— start of Data shown —

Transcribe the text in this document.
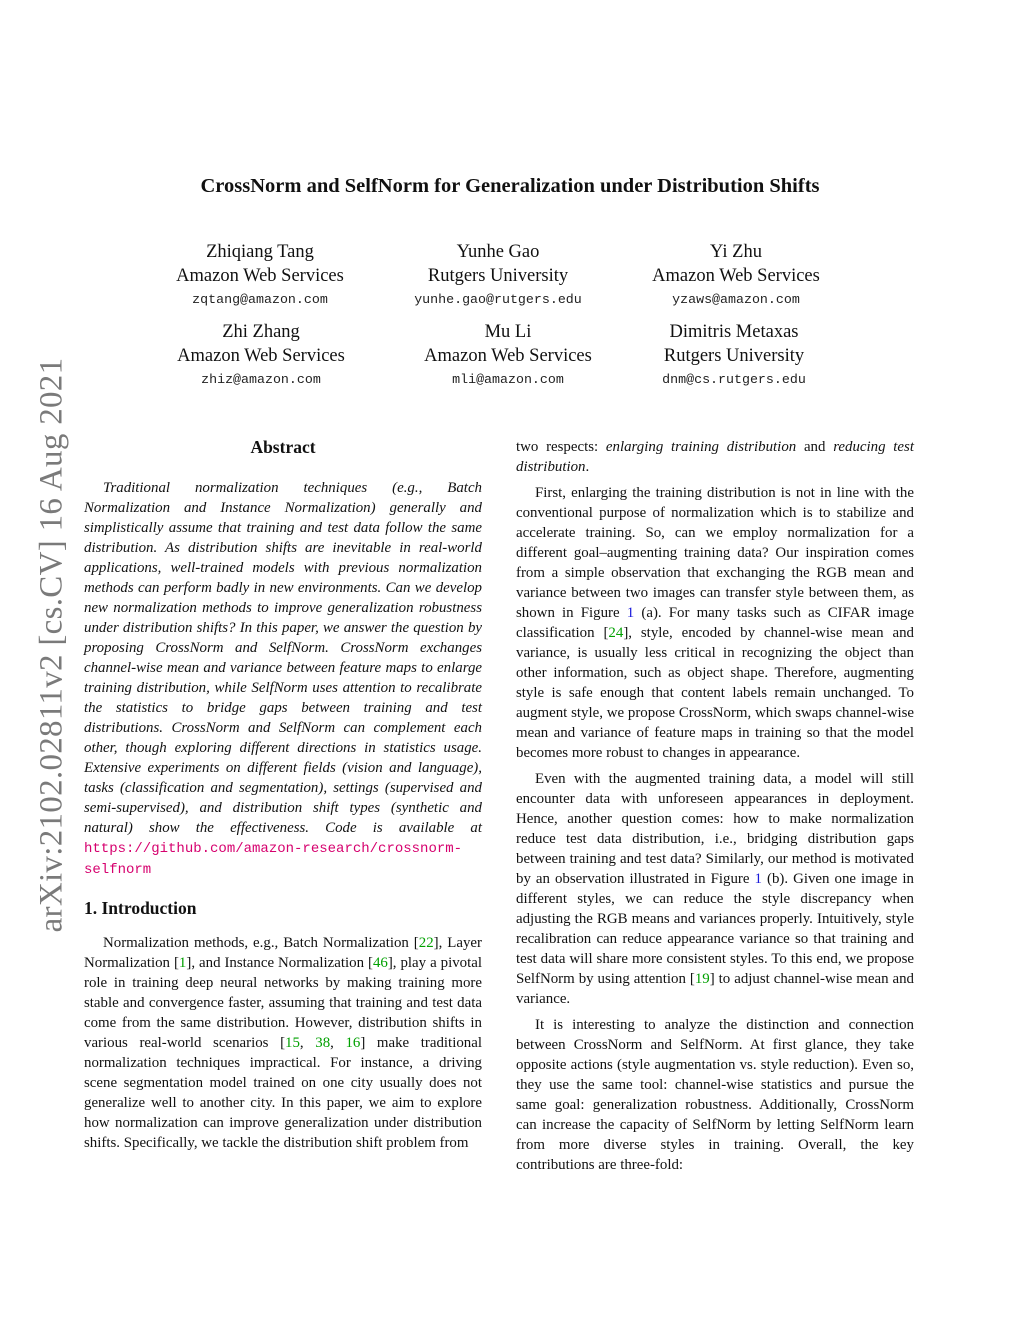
arXiv:2102.02811v2 [cs.CV] 16 Aug 2021
CrossNorm and SelfNorm for Generalization under Distribution Shifts
Zhiqiang Tang
Amazon Web Services
zqtang@amazon.com
Yunhe Gao
Rutgers University
yunhe.gao@rutgers.edu
Yi Zhu
Amazon Web Services
yzaws@amazon.com
Zhi Zhang
Amazon Web Services
zhiz@amazon.com
Mu Li
Amazon Web Services
mli@amazon.com
Dimitris Metaxas
Rutgers University
dnm@cs.rutgers.edu
Abstract

Traditional normalization techniques (e.g., Batch Normalization and Instance Normalization) generally and simplistically assume that training and test data follow the same distribution. As distribution shifts are inevitable in real-world applications, well-trained models with previous normalization methods can perform badly in new environments. Can we develop new normalization methods to improve generalization robustness under distribution shifts? In this paper, we answer the question by proposing CrossNorm and SelfNorm. CrossNorm exchanges channel-wise mean and variance between feature maps to enlarge training distribution, while SelfNorm uses attention to recalibrate the statistics to bridge gaps between training and test distributions. CrossNorm and SelfNorm can complement each other, though exploring different directions in statistics usage. Extensive experiments on different fields (vision and language), tasks (classification and segmentation), settings (supervised and semi-supervised), and distribution shift types (synthetic and natural) show the effectiveness. Code is available at https://github.com/amazon-research/crossnorm-selfnorm

1. Introduction

Normalization methods, e.g., Batch Normalization [22], Layer Normalization [1], and Instance Normalization [46], play a pivotal role in training deep neural networks by making training more stable and convergence faster, assuming that training and test data come from the same distribution. However, distribution shifts in various real-world scenarios [15, 38, 16] make traditional normalization techniques impractical. For instance, a driving scene segmentation model trained on one city usually does not generalize well to another city. In this paper, we aim to explore how normalization can improve generalization under distribution shifts. Specifically, we tackle the distribution shift problem from

two respects: enlarging training distribution and reducing test distribution.

First, enlarging the training distribution is not in line with the conventional purpose of normalization which is to stabilize and accelerate training. So, can we employ normalization for a different goal–augmenting training data? Our inspiration comes from a simple observation that exchanging the RGB mean and variance between two images can transfer style between them, as shown in Figure 1 (a). For many tasks such as CIFAR image classification [24], style, encoded by channel-wise mean and variance, is usually less critical in recognizing the object than other information, such as object shape. Therefore, augmenting style is safe enough that content labels remain unchanged. To augment style, we propose CrossNorm, which swaps channel-wise mean and variance of feature maps in training so that the model becomes more robust to changes in appearance.

Even with the augmented training data, a model will still encounter data with unforeseen appearances in deployment. Hence, another question comes: how to make normalization reduce test data distribution, i.e., bridging distribution gaps between training and test data? Similarly, our method is motivated by an observation illustrated in Figure 1 (b). Given one image in different styles, we can reduce the style discrepancy when adjusting the RGB means and variances properly. Intuitively, style recalibration can reduce appearance variance so that training and test data will share more consistent styles. To this end, we propose SelfNorm by using attention [19] to adjust channel-wise mean and variance.

It is interesting to analyze the distinction and connection between CrossNorm and SelfNorm. At first glance, they take opposite actions (style augmentation vs. style reduction). Even so, they use the same tool: channel-wise statistics and pursue the same goal: generalization robustness. Additionally, CrossNorm can increase the capacity of SelfNorm by letting SelfNorm learn from more diverse styles in training. Overall, the key contributions are three-fold:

— end of Data shown —

Exercise aim. The records above are to be restated exactly, without their pictures.

Exercise output.
Transcribe the text in this document.
arXiv:2102.02811v2 [cs.CV] 16 Aug 2021
CrossNorm and SelfNorm for Generalization under Distribution Shifts
Zhiqiang Tang
Amazon Web Services
zqtang@amazon.com
Yunhe Gao
Rutgers University
yunhe.gao@rutgers.edu
Yi Zhu
Amazon Web Services
yzaws@amazon.com
Zhi Zhang
Amazon Web Services
zhiz@amazon.com
Mu Li
Amazon Web Services
mli@amazon.com
Dimitris Metaxas
Rutgers University
dnm@cs.rutgers.edu
Abstract

Traditional normalization techniques (e.g., Batch Normalization and Instance Normalization) generally and simplistically assume that training and test data follow the same distribution. As distribution shifts are inevitable in real-world applications, well-trained models with previous normalization methods can perform badly in new environments. Can we develop new normalization methods to improve generalization robustness under distribution shifts? In this paper, we answer the question by proposing CrossNorm and SelfNorm. CrossNorm exchanges channel-wise mean and variance between feature maps to enlarge training distribution, while SelfNorm uses attention to recalibrate the statistics to bridge gaps between training and test distributions. CrossNorm and SelfNorm can complement each other, though exploring different directions in statistics usage. Extensive experiments on different fields (vision and language), tasks (classification and segmentation), settings (supervised and semi-supervised), and distribution shift types (synthetic and natural) show the effectiveness. Code is available at https://github.com/amazon-research/crossnorm-selfnorm

1. Introduction

Normalization methods, e.g., Batch Normalization [22], Layer Normalization [1], and Instance Normalization [46], play a pivotal role in training deep neural networks by making training more stable and convergence faster, assuming that training and test data come from the same distribution. However, distribution shifts in various real-world scenarios [15, 38, 16] make traditional normalization techniques impractical. For instance, a driving scene segmentation model trained on one city usually does not generalize well to another city. In this paper, we aim to explore how normalization can improve generalization under distribution shifts. Specifically, we tackle the distribution shift problem from

two respects: enlarging training distribution and reducing test distribution.

First, enlarging the training distribution is not in line with the conventional purpose of normalization which is to stabilize and accelerate training. So, can we employ normalization for a different goal–augmenting training data? Our inspiration comes from a simple observation that exchanging the RGB mean and variance between two images can transfer style between them, as shown in Figure 1 (a). For many tasks such as CIFAR image classification [24], style, encoded by channel-wise mean and variance, is usually less critical in recognizing the object than other information, such as object shape. Therefore, augmenting style is safe enough that content labels remain unchanged. To augment style, we propose CrossNorm, which swaps channel-wise mean and variance of feature maps in training so that the model becomes more robust to changes in appearance.

Even with the augmented training data, a model will still encounter data with unforeseen appearances in deployment. Hence, another question comes: how to make normalization reduce test data distribution, i.e., bridging distribution gaps between training and test data? Similarly, our method is motivated by an observation illustrated in Figure 1 (b). Given one image in different styles, we can reduce the style discrepancy when adjusting the RGB means and variances properly. Intuitively, style recalibration can reduce appearance variance so that training and test data will share more consistent styles. To this end, we propose SelfNorm by using attention [19] to adjust channel-wise mean and variance.

It is interesting to analyze the distinction and connection between CrossNorm and SelfNorm. At first glance, they take opposite actions (style augmentation vs. style reduction). Even so, they use the same tool: channel-wise statistics and pursue the same goal: generalization robustness. Additionally, CrossNorm can increase the capacity of SelfNorm by letting SelfNorm learn from more diverse styles in training. Overall, the key contributions are three-fold:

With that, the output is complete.